*STATED TASK:* Echo the lines from the line with "x-tick-label: 0 — [34, 508, 41, 523]" up to and including the line with "background-bands — [40, 188, 1150, 490]", reproducing them exactly.

*PROVIDED RECORDS:*
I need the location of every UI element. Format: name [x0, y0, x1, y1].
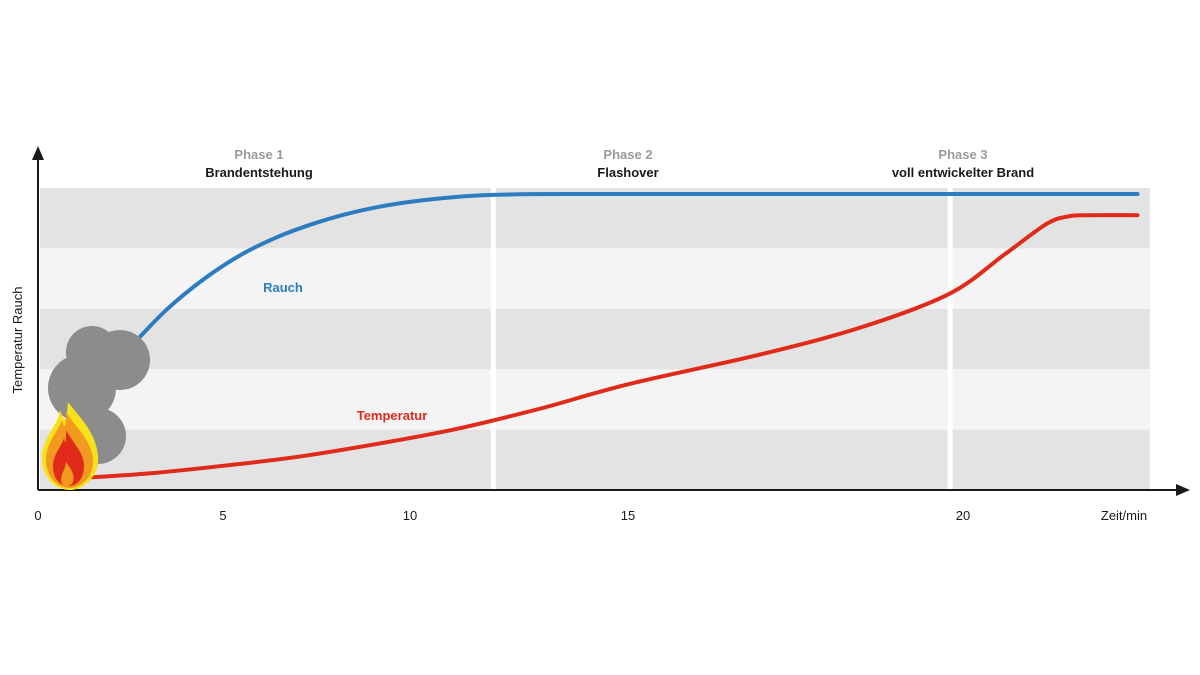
x-tick-label: 0 — [34, 508, 41, 523]
phase-2-name: Flashover — [597, 165, 658, 180]
series-labels: Rauch Temperatur — [263, 280, 427, 423]
x-tick-label: 15 — [621, 508, 635, 523]
x-tick-labels: 0 5 10 15 20 — [34, 508, 970, 523]
y-axis-label: Temperatur Rauch — [10, 287, 25, 394]
background-bands — [40, 188, 1150, 490]
fire-smoke-icon — [42, 326, 150, 490]
series-line-temperatur — [80, 213, 1140, 480]
x-tick-label: 10 — [403, 508, 417, 523]
x-tick-label: 20 — [956, 508, 970, 523]
axes — [32, 146, 1190, 496]
grid-band — [40, 248, 1150, 309]
series-line-rauch — [135, 191, 1140, 341]
x-tick-label: 5 — [219, 508, 226, 523]
x-axis-arrow — [1176, 484, 1190, 496]
y-axis-arrow — [32, 146, 44, 160]
grid-band — [40, 308, 1150, 370]
grid-band — [40, 369, 1150, 430]
phase-separator — [490, 188, 496, 490]
series-lines — [80, 191, 1140, 480]
series-label-temperatur: Temperatur — [357, 408, 428, 423]
phase-labels: Phase 1 Brandentstehung Phase 2 Flashove… — [205, 147, 1034, 180]
flame-icon — [42, 402, 99, 490]
phase-2-number: Phase 2 — [603, 147, 652, 162]
phase-separator — [947, 188, 953, 490]
phase-3-number: Phase 3 — [938, 147, 987, 162]
grid-band — [40, 188, 1150, 249]
phase-1-name: Brandentstehung — [205, 165, 313, 180]
grid-band — [40, 429, 1150, 490]
smoke-icon — [48, 326, 150, 464]
phase-separators — [490, 188, 953, 490]
series-label-rauch: Rauch — [263, 280, 303, 295]
phase-3-name: voll entwickelter Brand — [892, 165, 1034, 180]
phase-1-number: Phase 1 — [234, 147, 283, 162]
x-axis-label: Zeit/min — [1101, 508, 1147, 523]
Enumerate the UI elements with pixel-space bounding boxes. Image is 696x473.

*TASK ANSWER:*
x-tick-label: 0 — [34, 508, 41, 523]
phase-2-name: Flashover — [597, 165, 658, 180]
series-labels: Rauch Temperatur — [263, 280, 427, 423]
x-tick-label: 15 — [621, 508, 635, 523]
x-tick-labels: 0 5 10 15 20 — [34, 508, 970, 523]
y-axis-label: Temperatur Rauch — [10, 287, 25, 394]
background-bands — [40, 188, 1150, 490]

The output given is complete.